* _Work to be completed_
Every line with the word "text" in it should be extracted from the data that follows.
-------- Provided entries
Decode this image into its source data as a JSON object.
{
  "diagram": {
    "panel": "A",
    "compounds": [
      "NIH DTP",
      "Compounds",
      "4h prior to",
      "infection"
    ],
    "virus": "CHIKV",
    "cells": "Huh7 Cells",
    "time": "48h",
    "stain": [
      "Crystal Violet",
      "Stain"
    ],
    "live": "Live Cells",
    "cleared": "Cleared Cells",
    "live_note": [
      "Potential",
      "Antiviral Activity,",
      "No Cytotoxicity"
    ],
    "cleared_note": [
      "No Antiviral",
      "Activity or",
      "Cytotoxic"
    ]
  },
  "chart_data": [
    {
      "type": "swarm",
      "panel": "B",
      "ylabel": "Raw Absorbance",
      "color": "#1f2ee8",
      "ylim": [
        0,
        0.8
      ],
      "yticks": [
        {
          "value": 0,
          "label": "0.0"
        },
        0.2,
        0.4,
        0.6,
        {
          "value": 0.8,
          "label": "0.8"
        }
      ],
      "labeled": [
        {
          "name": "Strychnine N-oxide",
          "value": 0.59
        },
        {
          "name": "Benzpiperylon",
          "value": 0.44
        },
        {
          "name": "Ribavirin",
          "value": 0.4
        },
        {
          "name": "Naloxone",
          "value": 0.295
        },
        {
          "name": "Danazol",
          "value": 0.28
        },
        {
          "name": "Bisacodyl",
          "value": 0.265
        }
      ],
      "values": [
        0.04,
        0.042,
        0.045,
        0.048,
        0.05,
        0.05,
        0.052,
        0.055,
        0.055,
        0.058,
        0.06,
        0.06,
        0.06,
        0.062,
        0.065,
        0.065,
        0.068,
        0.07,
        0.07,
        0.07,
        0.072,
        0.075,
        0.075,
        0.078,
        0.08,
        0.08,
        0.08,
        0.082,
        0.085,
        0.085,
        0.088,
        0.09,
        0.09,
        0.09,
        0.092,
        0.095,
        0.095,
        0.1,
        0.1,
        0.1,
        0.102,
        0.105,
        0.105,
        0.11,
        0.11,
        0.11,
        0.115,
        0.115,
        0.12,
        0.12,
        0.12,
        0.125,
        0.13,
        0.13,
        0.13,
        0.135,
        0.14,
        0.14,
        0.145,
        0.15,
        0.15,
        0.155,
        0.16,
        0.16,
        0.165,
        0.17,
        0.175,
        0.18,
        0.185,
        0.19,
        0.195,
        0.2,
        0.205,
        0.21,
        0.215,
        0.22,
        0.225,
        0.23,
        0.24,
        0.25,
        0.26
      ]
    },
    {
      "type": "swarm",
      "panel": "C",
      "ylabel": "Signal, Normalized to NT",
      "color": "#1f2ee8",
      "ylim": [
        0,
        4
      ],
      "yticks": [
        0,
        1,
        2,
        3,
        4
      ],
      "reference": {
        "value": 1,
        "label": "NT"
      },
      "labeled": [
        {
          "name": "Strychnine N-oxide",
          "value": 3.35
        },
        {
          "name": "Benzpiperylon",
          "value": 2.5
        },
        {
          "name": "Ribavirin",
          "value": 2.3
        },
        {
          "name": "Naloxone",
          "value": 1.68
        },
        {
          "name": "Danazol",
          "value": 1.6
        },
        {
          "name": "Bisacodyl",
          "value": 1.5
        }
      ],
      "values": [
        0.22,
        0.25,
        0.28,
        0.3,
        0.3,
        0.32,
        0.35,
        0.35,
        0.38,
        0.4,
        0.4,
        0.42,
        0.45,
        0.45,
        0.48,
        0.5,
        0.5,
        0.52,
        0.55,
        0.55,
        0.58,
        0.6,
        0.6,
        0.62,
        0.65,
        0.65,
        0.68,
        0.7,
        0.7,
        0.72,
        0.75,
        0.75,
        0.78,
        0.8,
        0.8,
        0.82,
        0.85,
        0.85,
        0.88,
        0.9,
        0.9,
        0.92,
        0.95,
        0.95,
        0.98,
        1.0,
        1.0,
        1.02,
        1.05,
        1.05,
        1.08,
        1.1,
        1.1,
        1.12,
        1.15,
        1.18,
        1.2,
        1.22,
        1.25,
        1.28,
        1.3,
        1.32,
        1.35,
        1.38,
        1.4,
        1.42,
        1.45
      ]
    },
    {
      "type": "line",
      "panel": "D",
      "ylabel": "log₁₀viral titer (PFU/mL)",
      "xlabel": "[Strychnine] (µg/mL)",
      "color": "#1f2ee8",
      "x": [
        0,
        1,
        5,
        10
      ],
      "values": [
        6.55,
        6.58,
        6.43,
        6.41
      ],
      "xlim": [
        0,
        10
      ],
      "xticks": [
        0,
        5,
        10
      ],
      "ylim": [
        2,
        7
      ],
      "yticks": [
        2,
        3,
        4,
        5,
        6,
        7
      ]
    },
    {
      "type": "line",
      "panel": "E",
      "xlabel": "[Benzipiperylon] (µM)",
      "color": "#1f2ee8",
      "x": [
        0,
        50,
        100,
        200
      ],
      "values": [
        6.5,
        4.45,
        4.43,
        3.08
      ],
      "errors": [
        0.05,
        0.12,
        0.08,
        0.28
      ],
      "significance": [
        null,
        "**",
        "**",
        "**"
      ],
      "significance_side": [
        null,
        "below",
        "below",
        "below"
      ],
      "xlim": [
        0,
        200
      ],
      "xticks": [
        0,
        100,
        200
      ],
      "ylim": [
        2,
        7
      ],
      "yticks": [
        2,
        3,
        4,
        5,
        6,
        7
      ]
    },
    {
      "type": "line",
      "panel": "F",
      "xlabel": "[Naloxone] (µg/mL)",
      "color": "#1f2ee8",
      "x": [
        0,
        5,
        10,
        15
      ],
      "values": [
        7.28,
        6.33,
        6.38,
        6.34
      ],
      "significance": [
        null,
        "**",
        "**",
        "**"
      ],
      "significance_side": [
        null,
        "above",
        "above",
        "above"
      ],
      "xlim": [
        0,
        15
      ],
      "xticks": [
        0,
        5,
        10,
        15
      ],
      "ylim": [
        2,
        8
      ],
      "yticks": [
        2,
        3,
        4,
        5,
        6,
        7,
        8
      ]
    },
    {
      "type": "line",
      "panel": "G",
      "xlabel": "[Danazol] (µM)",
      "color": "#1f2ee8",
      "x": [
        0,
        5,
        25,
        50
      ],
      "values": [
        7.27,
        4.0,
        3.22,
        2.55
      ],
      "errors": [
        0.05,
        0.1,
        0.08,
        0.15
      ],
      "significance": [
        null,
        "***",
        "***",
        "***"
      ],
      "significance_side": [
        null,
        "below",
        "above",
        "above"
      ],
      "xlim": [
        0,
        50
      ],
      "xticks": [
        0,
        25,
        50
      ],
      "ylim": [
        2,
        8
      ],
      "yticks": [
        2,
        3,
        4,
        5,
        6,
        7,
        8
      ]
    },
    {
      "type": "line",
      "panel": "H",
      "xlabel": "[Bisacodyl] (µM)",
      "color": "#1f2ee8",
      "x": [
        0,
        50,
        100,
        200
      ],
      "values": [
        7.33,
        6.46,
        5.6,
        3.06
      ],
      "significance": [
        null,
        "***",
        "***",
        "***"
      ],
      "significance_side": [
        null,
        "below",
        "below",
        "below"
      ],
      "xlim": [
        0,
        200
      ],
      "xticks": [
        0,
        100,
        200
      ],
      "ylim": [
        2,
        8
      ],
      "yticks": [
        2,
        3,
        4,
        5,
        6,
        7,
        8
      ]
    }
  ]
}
----------------
-------- Provided entries
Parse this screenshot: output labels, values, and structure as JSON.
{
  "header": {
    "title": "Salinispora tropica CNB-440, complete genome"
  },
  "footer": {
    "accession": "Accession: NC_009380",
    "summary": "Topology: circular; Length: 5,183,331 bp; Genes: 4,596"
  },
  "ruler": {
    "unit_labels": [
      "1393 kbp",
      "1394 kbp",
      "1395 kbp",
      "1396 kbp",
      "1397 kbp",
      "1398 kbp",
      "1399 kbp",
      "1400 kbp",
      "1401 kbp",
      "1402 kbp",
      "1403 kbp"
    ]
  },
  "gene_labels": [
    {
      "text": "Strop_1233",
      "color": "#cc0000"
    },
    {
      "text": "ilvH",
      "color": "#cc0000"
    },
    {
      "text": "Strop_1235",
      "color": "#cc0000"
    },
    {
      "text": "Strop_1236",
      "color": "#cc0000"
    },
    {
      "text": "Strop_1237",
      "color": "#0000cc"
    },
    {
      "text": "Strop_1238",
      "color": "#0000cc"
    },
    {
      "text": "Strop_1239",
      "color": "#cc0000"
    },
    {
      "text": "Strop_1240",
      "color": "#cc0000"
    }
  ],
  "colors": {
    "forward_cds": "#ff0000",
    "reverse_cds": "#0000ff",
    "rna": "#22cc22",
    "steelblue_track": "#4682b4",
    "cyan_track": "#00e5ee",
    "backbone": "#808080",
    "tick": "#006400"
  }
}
----------------
-------- Provided entries
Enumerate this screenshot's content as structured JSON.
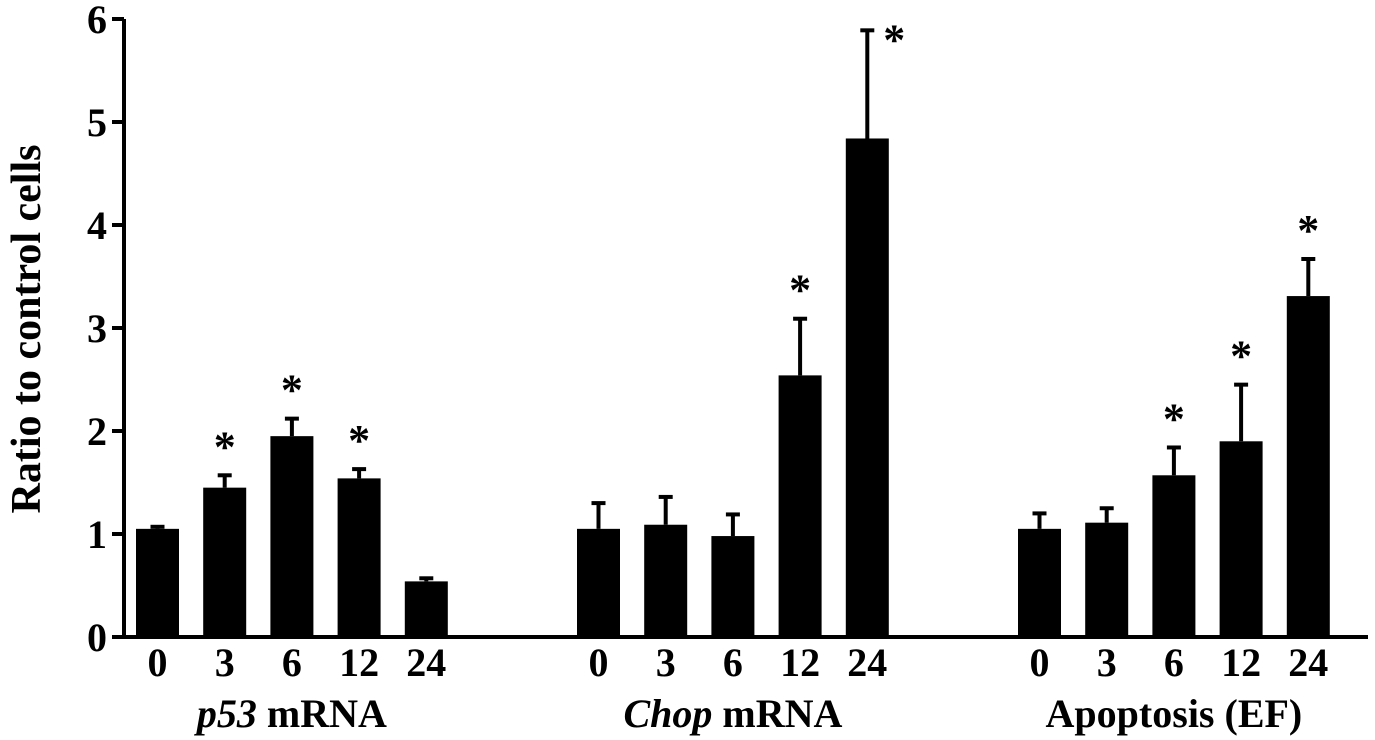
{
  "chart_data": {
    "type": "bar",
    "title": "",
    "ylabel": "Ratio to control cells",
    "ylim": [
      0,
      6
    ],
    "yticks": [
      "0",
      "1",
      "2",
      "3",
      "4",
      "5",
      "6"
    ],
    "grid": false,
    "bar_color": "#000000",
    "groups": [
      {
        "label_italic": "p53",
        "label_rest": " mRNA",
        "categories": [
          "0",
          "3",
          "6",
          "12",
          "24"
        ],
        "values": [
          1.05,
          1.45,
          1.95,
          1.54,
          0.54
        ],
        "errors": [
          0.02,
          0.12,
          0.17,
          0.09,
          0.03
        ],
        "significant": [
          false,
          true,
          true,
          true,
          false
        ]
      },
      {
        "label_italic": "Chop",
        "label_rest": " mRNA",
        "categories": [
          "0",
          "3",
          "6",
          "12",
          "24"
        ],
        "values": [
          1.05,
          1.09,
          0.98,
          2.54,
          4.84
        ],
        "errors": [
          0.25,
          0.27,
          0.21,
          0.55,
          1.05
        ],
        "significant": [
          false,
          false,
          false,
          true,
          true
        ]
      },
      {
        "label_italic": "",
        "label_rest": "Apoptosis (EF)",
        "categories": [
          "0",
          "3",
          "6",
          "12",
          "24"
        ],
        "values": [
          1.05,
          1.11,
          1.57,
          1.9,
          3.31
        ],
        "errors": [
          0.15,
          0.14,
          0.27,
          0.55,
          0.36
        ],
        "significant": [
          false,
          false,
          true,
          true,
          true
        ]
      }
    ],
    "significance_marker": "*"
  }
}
----------------
* _Response area_
      "text": "Strop_1233",
      "text": "ilvH",
      "text": "Strop_1235",
      "text": "Strop_1236",
      "text": "Strop_1237",
      "text": "Strop_1238",
      "text": "Strop_1239",
      "text": "Strop_1240",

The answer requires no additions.